» **PASSAGE FOR REVIEW**:

****

The emphasised passages (that is, the underlined parts) in the agreed facts read by the prosecutor to Magistrate Edwards were omitted from the facts read by the prosecutor to Sweeney DCJ.
After hearing submissions from the prosecutor and defence counsel, Magistrate Edwards made the pre‑sentence order. Her Honour then said:
[A]lthough I've said that my view is that I should draw back from a term of imprisonment, that doesn't mean that it's out of the question altogether. All right. That is still hanging over your head (ts 11).
On 8 August 2014, the appellant committed the offence of doing an act, with intent to harm, as a result of which the life, health or safety of Julie Anderson was or was likely to be endangered, contrary to s 304(2) of the Code. The appellant pleaded guilty to that charge. She was committed to be sentenced on 29 April 2015 in the District Court.
The two charges of aggravated assault occasioning bodily harm, which the appellant committed on 10 May 2014, were, as I have mentioned, the subject of a notice under s 32 of the Sentencing Act.
The defence counsel who represented the appellant in the District Court was not the defence counsel who represented her in the Magistrates Court. Also, the prosecutor who appeared in the District Court was not the prosecutor who appeared in the Magistrates Court.
The material facts in relation to the two offences of aggravated assault occasioning bodily harm, as read by the prosecutor to Sweeney DCJ at the sentencing hearing on 29 April 2015, were as follows:
[A]t about 12.10 pm on Saturday, 10 May 2014, the offender was at a bus stop situated outside the Mandurah Forum at 330 Pinjarra Road. The offender was in company with her two children aged two and six years of age. The female complainant, Samantha Lee Smith was seated in the driver's seat of her vehicle, which was parked in a parking bay directly behind the bus stop. She was waiting for her husband, Rodney Alan
Smith who was being dropped off at that location by a work colleague. A verbal altercation occurred between the offender and Mrs Smith.
The offender's children began throwing sand and grass on to the complainant's vehicle while she remained seated in the vehicle. Mr Smith was a passenger in a vehicle stuck in traffic on the opposite side of the road.
He witnessed the children throwing grass and sand onto his wife's vehicle. By the time Mr Smith got into the car park the offender was seated in the bus shelter with her children. The male complainant picked up a handful of grass from the vehicle's bonnet and went and confronted the offender.
The male complainant flicked the grass at the offender. The offender stood up and attacked Mr Smith punching him with a closed right fist to the head forcing him to stumble backwards losing his hat and glasses.
The offender continued punching the male complainant and grabbed him by the shirt and hair with both of them falling to the ground. The female complainant got out her vehicle and went to break up the fight.
In doing so, the offender turned to her, grabbed her by the hair and punched her with a closed fist to the left eye. The female complainant fell to the ground and the offender continued punching her to the head as she was laying on the ground.
The male complainant grabbed the offender before a male member of the public came along and split the parties up. The offender then walked off with her children, who were very upset (ts 33 ‑ 34). (emphasis added)
The emphasised passages (that is, the underlined parts) in the facts read by the prosecutor to Sweeney DCJ were different from the facts read by the prosecutor to Magistrate Edwards.

****

» **DATA SHOWN**:
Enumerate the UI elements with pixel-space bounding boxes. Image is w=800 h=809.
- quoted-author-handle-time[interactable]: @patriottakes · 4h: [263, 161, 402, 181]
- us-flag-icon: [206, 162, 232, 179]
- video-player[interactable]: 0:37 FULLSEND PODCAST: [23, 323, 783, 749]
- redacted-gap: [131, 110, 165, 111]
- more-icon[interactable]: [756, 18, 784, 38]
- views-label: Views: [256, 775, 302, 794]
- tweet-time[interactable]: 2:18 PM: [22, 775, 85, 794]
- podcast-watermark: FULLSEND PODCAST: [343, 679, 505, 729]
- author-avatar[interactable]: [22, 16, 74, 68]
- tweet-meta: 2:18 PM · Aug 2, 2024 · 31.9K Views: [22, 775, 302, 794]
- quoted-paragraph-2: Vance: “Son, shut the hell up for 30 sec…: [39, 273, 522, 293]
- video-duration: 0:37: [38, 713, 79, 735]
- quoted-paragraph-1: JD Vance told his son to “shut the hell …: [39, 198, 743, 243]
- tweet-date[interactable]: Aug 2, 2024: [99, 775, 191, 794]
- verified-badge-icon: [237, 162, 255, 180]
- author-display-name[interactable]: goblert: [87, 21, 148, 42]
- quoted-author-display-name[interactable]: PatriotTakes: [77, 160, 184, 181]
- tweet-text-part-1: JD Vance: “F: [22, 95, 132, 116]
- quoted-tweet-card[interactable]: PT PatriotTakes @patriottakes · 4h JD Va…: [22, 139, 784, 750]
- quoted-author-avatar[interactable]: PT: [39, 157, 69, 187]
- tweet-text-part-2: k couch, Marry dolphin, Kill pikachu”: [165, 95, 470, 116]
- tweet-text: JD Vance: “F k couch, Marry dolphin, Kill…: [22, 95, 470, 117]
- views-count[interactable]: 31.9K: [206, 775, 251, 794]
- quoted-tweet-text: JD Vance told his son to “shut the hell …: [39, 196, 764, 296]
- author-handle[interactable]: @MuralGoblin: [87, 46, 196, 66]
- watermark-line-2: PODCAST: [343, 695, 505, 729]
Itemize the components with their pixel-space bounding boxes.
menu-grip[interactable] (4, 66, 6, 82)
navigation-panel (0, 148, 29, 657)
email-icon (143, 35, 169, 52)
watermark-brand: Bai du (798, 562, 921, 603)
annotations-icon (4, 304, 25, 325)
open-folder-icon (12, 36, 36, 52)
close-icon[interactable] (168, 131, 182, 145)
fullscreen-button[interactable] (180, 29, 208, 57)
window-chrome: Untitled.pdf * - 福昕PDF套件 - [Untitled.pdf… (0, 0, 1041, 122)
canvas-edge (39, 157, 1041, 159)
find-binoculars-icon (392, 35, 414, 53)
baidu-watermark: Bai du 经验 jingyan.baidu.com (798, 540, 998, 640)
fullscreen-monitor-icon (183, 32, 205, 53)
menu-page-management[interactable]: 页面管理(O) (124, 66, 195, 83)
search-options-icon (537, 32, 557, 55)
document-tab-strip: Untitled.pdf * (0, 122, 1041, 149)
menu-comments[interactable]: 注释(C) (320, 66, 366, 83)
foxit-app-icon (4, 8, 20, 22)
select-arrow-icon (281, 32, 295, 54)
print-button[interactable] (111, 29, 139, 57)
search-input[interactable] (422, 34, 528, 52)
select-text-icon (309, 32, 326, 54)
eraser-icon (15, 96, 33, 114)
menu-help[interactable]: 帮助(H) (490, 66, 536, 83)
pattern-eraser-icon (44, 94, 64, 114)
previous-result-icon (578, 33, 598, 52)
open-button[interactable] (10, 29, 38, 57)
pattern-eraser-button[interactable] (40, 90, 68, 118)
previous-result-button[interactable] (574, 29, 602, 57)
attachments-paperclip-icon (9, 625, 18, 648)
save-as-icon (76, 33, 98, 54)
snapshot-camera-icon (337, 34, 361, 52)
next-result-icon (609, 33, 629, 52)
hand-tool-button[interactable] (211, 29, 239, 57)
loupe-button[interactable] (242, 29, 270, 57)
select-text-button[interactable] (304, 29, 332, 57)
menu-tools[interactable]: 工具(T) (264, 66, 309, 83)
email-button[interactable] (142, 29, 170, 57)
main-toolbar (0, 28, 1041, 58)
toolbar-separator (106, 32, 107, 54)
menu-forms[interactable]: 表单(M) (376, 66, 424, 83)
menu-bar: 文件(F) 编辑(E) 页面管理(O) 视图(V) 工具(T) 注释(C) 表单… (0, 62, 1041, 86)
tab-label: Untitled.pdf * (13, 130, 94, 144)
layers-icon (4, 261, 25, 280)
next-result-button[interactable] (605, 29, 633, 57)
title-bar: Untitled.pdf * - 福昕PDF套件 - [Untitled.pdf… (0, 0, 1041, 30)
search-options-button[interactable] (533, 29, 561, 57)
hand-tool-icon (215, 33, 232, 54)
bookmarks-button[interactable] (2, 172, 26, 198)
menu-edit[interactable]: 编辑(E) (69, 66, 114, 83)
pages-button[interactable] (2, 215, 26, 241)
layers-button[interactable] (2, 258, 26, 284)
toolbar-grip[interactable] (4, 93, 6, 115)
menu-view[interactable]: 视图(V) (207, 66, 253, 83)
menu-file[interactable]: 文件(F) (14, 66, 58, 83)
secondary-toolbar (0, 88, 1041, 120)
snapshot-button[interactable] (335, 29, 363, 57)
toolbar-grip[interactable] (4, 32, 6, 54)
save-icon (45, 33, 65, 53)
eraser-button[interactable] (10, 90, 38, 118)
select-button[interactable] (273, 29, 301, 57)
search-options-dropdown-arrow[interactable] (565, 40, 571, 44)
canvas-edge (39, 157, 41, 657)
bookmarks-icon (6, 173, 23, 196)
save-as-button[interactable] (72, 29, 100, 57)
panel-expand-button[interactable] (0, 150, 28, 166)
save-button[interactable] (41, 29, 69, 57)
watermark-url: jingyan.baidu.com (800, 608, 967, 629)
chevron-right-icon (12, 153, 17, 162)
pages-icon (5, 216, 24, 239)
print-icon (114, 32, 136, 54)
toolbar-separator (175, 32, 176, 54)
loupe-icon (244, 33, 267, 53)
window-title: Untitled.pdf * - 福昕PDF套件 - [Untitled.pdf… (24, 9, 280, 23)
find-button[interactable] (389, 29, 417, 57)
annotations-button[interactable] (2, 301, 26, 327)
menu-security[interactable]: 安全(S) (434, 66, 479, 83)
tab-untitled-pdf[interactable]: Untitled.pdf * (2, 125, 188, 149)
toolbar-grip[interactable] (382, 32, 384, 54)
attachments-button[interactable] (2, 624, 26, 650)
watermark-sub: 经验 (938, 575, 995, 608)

****

» **EXERCISES**:
1 – From the judgment excerpt, reproduce word for word the part that opens with the words containing "The male complainant flicked" and closes with "on the ground.".
2 – According to the judgment excerpt, how old were the two children who were with the offender at the bus stop?

» **TASK-BY-TASK SOLUTIONS**:
1 –
The male complainant flicked the grass at the offender. The offender stood up and attacked Mr Smith punching him with a closed right fist to the head forcing him to stumble backwards losing his hat and glasses.
The offender continued punching the male complainant and grabbed him by the shirt and hair with both of them falling to the ground. The female complainant got out her vehicle and went to break up the fight.
In doing so, the offender turned to her, grabbed her by the hair and punched her with a closed fist to the left eye. The female complainant fell to the ground and the offender continued punching her to the head as she was laying on the ground.

2 – Two and six years of age.